Exercise directions — Scan the data below for the string "more". Copy every line where it appears.

Available records —

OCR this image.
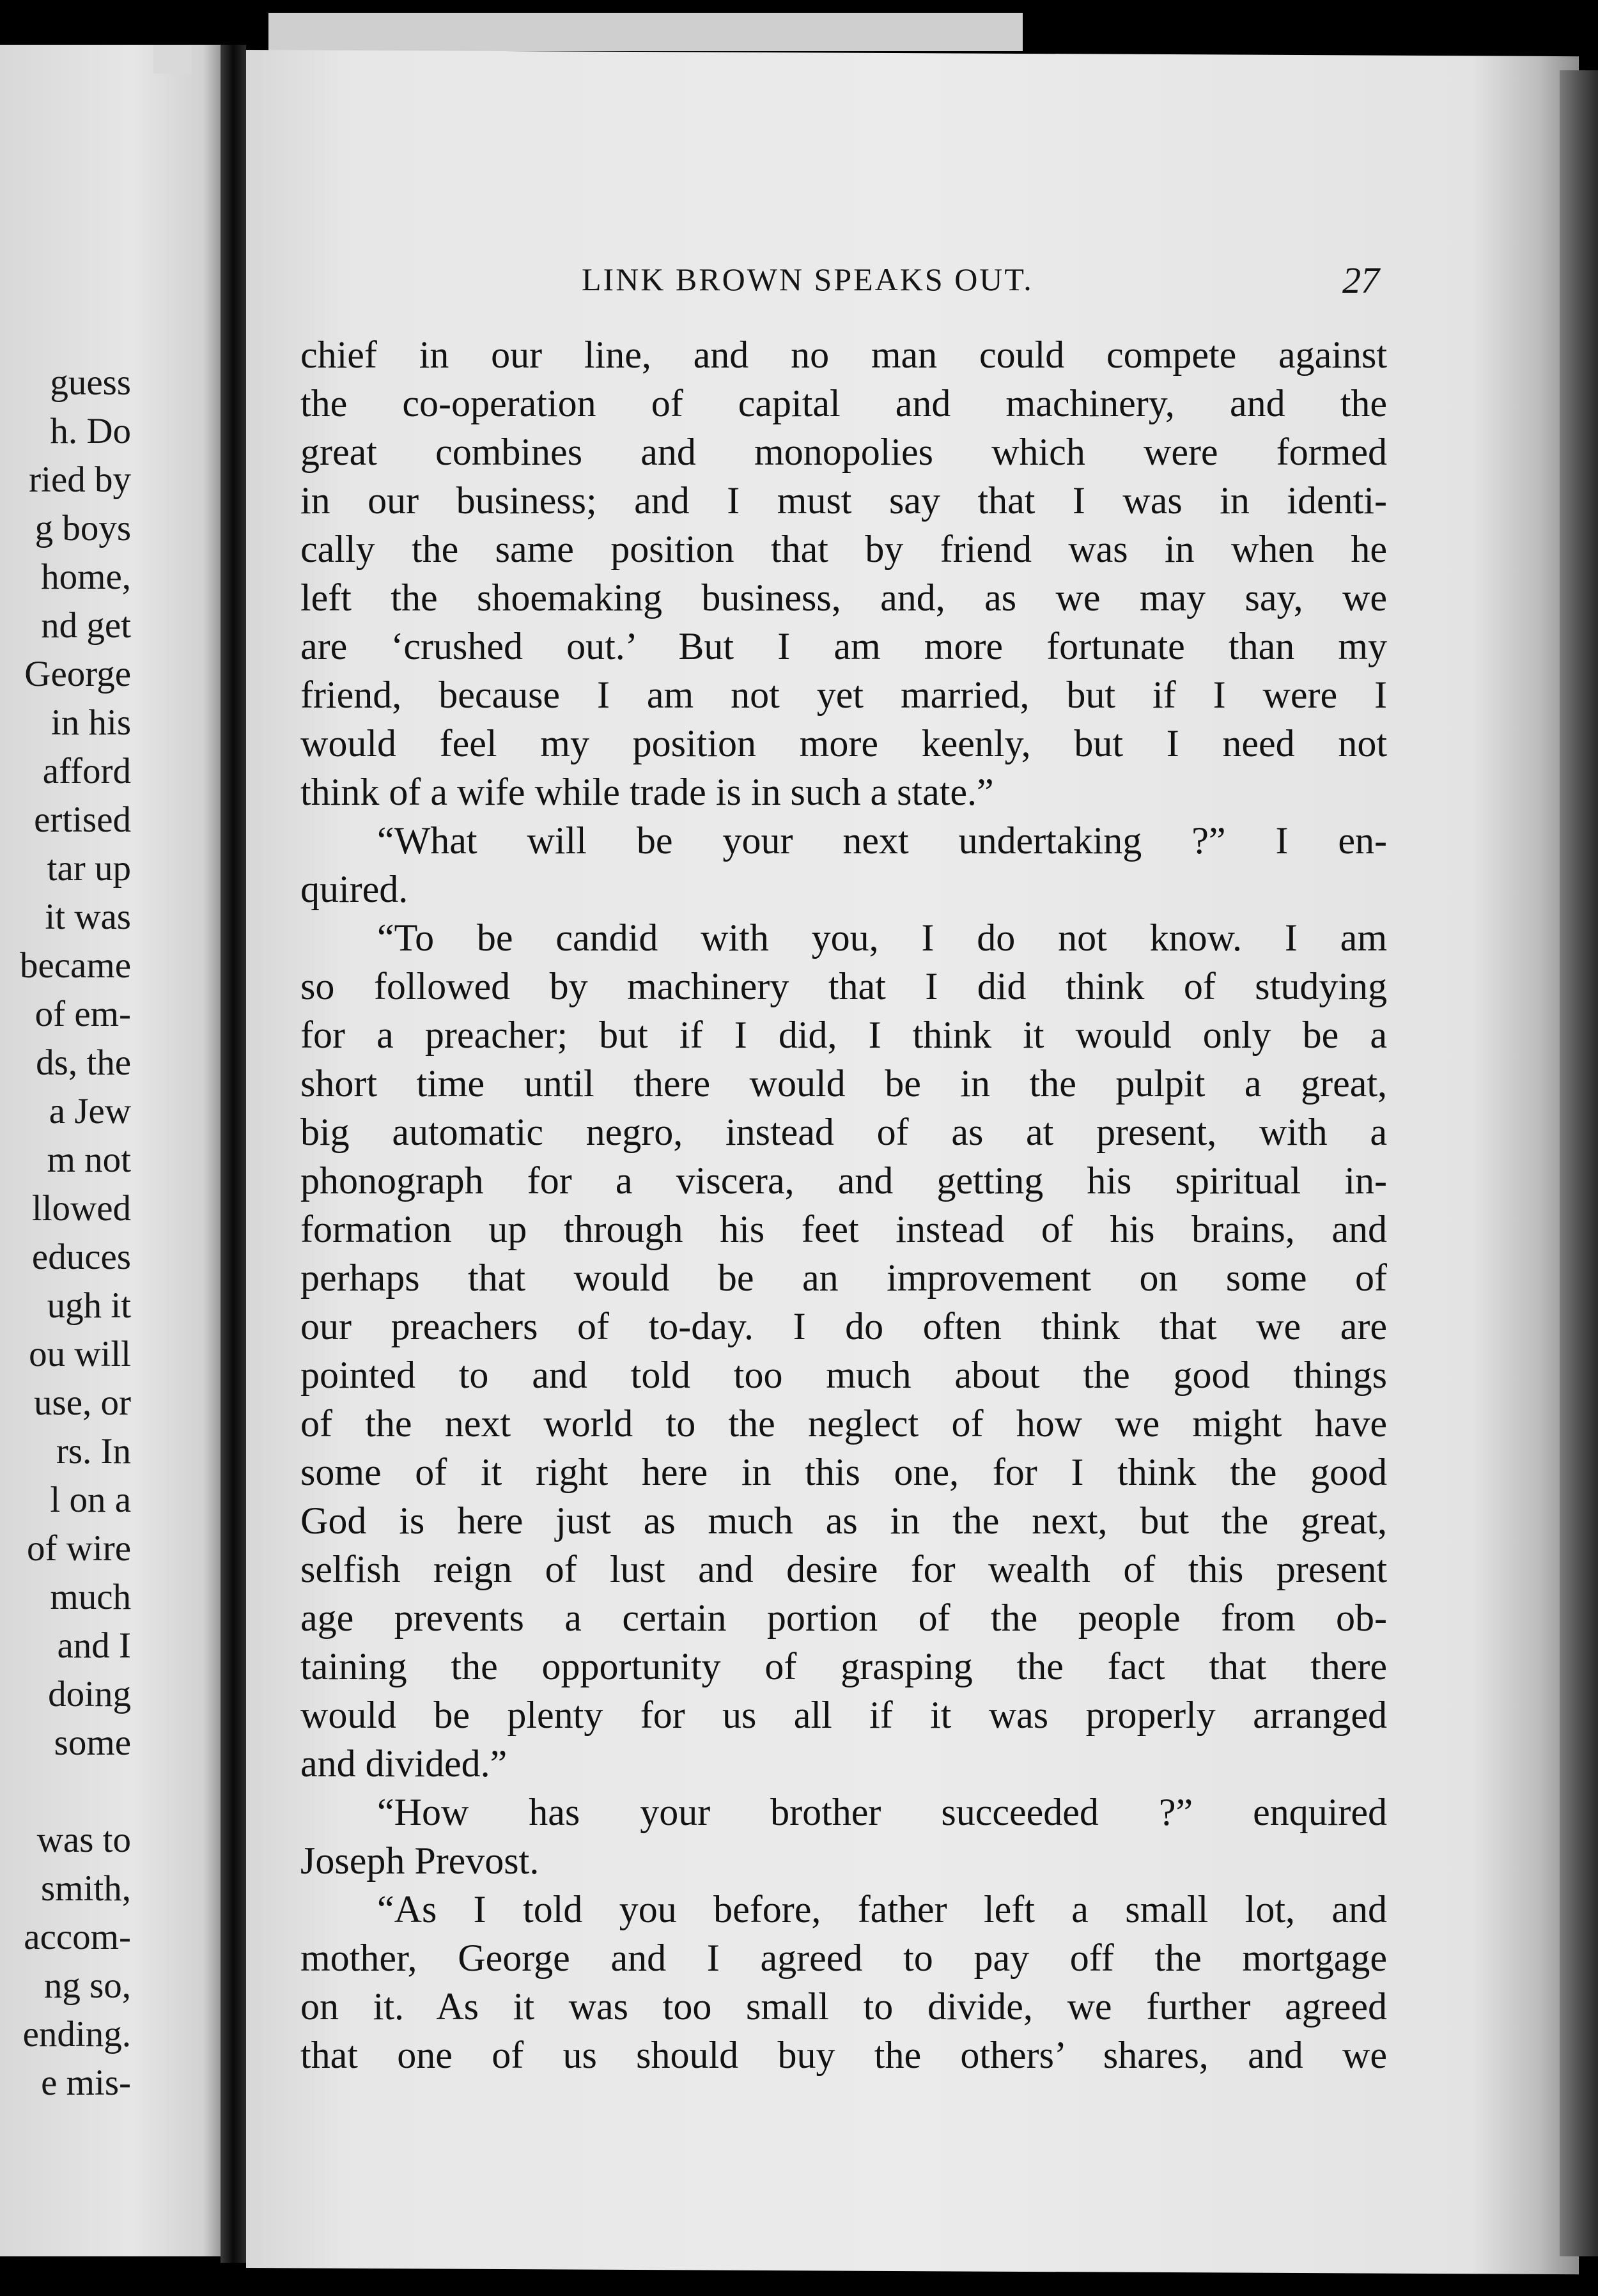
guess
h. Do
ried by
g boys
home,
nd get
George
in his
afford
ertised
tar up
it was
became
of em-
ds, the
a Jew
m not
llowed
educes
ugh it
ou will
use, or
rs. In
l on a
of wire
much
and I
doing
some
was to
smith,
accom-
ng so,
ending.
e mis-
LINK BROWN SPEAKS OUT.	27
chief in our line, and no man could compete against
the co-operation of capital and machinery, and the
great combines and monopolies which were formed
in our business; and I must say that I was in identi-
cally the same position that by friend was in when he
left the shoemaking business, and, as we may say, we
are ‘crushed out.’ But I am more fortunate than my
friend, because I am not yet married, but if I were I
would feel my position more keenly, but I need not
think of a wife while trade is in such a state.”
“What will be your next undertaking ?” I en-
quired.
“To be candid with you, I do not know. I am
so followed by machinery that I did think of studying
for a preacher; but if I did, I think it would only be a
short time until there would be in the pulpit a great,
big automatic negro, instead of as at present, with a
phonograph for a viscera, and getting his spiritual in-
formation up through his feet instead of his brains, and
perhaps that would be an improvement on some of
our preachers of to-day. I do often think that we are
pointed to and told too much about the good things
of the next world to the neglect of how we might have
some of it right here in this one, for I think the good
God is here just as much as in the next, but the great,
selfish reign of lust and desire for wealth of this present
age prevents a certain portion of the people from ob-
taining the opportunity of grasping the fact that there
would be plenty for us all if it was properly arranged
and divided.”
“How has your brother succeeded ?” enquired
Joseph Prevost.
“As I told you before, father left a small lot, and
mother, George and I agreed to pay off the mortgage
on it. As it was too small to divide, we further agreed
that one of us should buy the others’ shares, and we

* * *

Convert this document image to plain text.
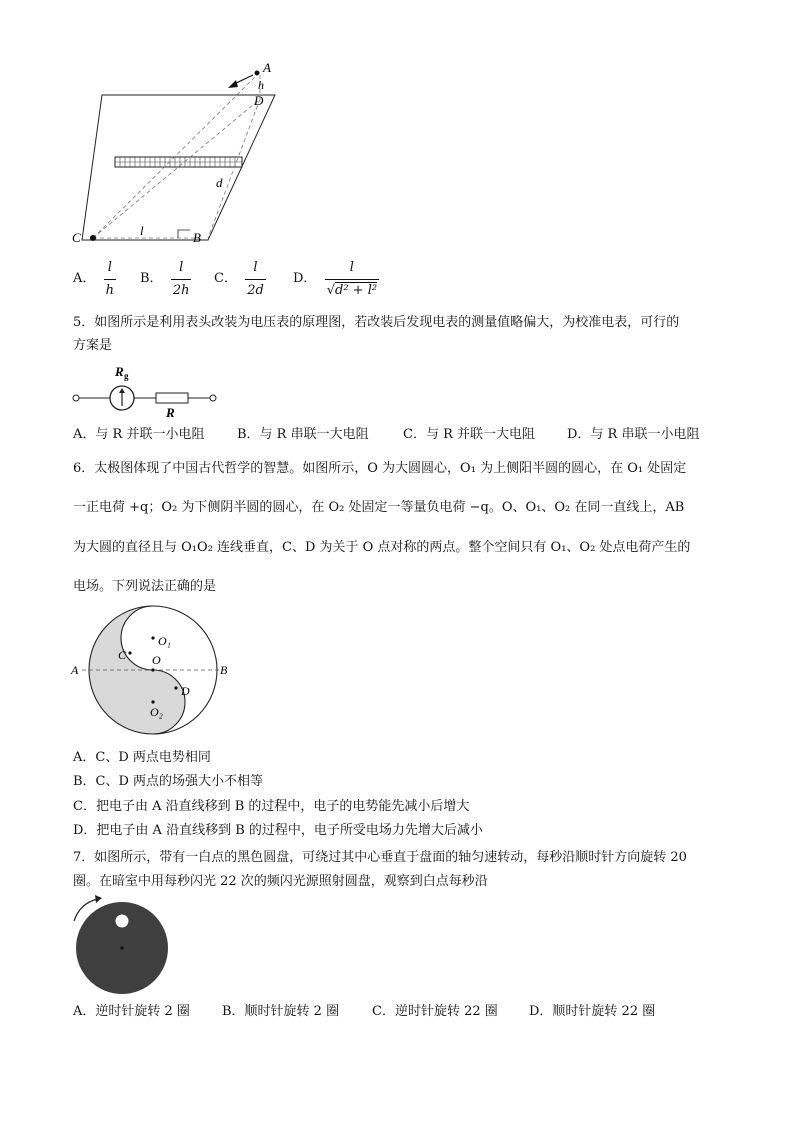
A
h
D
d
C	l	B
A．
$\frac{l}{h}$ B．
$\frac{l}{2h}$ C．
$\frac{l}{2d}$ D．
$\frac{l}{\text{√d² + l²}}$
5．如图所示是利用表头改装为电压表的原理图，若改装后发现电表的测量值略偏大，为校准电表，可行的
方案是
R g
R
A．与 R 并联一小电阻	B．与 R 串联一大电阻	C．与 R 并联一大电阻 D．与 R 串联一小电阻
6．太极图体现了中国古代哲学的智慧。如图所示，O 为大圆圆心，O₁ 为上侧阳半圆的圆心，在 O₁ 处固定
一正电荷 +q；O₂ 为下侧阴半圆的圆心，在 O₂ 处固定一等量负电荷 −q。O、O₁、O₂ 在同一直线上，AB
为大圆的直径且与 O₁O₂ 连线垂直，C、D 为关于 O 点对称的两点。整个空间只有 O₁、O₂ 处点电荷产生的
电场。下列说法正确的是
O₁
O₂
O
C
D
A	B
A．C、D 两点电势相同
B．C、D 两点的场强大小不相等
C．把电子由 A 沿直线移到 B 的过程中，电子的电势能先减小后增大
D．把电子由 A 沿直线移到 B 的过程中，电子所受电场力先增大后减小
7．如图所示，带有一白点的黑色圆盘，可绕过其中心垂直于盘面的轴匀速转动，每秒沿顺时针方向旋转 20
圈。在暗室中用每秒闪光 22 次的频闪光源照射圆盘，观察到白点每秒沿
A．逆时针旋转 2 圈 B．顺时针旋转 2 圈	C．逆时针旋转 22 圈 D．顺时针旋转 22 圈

Answer —
are ‘crushed out.’ But I am more fortunate than my
would feel my position more keenly, but I need not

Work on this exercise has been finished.